::: GIVEN INFORMATION

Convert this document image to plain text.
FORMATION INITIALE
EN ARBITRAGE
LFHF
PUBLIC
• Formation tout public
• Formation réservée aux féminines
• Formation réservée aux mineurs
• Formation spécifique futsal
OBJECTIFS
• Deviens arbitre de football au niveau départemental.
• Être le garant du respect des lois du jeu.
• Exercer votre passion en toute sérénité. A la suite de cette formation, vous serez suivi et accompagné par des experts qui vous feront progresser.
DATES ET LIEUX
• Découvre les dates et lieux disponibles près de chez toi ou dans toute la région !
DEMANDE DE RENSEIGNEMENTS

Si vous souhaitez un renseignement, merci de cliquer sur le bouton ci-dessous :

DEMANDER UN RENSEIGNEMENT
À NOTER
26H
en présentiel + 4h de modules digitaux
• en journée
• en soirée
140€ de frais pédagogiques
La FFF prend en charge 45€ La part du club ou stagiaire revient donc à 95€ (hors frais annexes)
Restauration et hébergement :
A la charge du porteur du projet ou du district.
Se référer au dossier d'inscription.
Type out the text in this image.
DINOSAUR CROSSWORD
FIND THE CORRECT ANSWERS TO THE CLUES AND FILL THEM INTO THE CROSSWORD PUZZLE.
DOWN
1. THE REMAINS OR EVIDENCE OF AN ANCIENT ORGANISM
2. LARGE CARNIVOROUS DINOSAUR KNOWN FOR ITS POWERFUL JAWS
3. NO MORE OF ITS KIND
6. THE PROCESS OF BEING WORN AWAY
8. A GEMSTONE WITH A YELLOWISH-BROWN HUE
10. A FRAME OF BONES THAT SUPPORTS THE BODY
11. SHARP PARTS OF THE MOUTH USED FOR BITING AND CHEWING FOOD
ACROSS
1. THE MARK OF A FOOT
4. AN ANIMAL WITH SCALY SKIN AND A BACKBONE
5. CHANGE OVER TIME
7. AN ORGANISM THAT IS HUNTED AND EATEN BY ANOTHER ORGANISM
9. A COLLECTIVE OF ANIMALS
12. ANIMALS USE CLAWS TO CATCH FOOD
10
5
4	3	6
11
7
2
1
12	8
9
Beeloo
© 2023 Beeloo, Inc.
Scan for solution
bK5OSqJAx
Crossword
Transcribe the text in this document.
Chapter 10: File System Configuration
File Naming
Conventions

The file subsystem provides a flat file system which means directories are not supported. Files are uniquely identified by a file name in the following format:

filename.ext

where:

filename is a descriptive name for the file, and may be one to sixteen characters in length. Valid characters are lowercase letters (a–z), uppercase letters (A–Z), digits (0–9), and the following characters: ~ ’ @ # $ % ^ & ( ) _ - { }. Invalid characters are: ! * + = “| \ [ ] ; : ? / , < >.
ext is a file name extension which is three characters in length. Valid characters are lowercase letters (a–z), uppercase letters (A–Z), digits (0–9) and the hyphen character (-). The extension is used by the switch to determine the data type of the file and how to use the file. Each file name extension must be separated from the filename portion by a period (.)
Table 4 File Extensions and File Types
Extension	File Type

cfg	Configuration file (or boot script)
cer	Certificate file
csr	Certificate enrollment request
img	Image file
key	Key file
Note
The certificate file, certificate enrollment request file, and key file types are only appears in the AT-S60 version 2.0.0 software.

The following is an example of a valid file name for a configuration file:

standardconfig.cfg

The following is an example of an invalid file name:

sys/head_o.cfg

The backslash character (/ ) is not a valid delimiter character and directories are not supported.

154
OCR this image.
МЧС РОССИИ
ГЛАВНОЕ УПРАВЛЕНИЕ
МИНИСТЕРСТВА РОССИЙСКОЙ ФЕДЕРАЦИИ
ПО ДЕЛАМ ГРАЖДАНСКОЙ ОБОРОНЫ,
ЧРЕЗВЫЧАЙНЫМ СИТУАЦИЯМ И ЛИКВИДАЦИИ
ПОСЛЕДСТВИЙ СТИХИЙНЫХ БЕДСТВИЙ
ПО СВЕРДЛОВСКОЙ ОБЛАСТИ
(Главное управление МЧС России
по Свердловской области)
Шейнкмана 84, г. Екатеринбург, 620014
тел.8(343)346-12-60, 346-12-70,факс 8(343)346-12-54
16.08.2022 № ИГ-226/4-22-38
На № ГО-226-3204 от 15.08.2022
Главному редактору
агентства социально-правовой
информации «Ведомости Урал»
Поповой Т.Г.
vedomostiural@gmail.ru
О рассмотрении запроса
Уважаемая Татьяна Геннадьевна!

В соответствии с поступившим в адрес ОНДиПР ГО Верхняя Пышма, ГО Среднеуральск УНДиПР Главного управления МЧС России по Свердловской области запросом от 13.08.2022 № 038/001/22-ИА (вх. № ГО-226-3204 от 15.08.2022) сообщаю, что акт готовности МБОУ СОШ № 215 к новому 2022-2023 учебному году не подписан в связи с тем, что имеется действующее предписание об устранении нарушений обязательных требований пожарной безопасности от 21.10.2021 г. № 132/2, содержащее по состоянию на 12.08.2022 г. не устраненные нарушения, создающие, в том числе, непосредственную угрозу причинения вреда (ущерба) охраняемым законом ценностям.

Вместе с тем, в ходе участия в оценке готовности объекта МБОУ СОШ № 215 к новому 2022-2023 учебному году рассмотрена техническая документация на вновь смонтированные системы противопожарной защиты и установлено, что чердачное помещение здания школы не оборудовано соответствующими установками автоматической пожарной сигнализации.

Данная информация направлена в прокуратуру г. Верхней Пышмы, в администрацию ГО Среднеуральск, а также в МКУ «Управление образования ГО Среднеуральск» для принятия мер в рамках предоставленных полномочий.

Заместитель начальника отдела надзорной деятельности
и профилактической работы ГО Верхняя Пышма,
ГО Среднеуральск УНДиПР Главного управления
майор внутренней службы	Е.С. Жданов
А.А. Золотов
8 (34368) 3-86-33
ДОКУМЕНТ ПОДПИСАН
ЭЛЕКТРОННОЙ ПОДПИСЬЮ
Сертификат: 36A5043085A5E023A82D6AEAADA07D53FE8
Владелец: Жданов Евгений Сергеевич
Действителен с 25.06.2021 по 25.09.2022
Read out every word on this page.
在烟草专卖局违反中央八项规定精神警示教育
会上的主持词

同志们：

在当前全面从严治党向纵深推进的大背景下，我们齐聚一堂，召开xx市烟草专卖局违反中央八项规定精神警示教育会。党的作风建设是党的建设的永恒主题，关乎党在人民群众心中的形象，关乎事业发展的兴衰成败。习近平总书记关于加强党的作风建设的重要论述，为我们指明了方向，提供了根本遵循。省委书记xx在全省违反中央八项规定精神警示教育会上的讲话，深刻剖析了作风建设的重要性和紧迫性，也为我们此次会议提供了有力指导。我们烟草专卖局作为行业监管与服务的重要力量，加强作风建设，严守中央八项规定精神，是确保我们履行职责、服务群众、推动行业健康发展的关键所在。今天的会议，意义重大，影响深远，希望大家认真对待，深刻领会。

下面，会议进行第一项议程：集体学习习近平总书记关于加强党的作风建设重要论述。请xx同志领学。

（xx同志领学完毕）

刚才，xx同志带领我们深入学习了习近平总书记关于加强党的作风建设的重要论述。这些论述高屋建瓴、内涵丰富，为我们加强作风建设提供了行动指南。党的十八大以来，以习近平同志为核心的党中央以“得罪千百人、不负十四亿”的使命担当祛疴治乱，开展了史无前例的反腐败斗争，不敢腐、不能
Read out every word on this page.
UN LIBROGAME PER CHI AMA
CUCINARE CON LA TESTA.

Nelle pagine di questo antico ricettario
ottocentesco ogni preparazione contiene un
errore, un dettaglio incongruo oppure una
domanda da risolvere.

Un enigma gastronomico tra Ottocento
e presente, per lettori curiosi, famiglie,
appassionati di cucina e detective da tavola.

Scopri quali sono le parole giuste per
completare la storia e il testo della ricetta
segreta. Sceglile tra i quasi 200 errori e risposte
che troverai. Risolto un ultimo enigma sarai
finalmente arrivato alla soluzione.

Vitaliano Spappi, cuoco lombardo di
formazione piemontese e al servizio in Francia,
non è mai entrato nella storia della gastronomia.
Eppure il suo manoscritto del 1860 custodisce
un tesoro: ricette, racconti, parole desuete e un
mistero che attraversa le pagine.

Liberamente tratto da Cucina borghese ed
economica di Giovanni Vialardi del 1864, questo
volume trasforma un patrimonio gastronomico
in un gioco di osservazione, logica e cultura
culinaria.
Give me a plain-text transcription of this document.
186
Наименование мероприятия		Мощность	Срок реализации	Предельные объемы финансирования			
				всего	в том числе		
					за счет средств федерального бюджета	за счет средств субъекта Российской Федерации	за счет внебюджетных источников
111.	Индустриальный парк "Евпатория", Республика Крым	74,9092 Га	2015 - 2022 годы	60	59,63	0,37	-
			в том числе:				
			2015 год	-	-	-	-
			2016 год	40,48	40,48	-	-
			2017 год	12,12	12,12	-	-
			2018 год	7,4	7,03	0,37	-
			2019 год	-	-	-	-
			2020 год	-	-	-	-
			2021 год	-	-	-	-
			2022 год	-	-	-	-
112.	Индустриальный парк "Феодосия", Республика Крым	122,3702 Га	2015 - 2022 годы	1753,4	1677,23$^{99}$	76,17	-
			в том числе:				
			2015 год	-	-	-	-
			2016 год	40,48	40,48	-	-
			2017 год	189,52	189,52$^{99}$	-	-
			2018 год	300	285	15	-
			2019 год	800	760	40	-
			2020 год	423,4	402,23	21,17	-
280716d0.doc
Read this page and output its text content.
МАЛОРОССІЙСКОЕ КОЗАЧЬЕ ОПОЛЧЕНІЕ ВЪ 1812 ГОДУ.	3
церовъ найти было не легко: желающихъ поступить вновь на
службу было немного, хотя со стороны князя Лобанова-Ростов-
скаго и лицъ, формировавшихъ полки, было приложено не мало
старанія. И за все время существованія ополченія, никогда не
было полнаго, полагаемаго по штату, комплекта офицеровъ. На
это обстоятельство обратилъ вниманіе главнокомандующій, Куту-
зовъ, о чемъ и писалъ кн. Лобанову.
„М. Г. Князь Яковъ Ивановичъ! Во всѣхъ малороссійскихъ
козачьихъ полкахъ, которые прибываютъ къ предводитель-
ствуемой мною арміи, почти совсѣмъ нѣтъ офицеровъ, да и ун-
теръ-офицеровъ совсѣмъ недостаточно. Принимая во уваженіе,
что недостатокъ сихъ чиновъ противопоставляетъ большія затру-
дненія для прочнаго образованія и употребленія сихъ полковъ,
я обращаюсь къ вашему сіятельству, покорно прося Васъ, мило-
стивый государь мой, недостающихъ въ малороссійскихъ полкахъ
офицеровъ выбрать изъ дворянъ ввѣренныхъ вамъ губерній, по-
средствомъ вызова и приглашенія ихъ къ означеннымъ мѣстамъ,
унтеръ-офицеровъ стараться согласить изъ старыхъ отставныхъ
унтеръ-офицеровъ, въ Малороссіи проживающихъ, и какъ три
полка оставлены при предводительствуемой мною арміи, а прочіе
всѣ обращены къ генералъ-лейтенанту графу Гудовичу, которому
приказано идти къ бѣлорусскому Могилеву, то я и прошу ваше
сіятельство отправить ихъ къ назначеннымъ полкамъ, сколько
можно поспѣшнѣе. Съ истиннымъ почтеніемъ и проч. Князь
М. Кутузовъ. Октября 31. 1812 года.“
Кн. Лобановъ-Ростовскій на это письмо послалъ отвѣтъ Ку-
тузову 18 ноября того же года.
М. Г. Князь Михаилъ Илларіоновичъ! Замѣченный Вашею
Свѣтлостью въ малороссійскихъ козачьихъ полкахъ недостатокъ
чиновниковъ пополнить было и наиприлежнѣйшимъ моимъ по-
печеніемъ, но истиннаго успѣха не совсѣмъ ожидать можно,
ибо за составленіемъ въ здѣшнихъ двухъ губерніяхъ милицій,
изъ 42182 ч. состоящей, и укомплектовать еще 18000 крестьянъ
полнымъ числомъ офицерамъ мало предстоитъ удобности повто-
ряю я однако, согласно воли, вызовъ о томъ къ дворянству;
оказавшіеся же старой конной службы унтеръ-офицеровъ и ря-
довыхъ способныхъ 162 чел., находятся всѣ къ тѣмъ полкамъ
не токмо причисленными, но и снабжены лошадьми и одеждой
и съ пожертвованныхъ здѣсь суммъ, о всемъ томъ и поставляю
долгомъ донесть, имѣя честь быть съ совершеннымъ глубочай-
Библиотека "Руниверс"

::::::

STATED GOAL
Each line containing "which" counts once; state the total number of such lines and nothing else.

ANSWER
2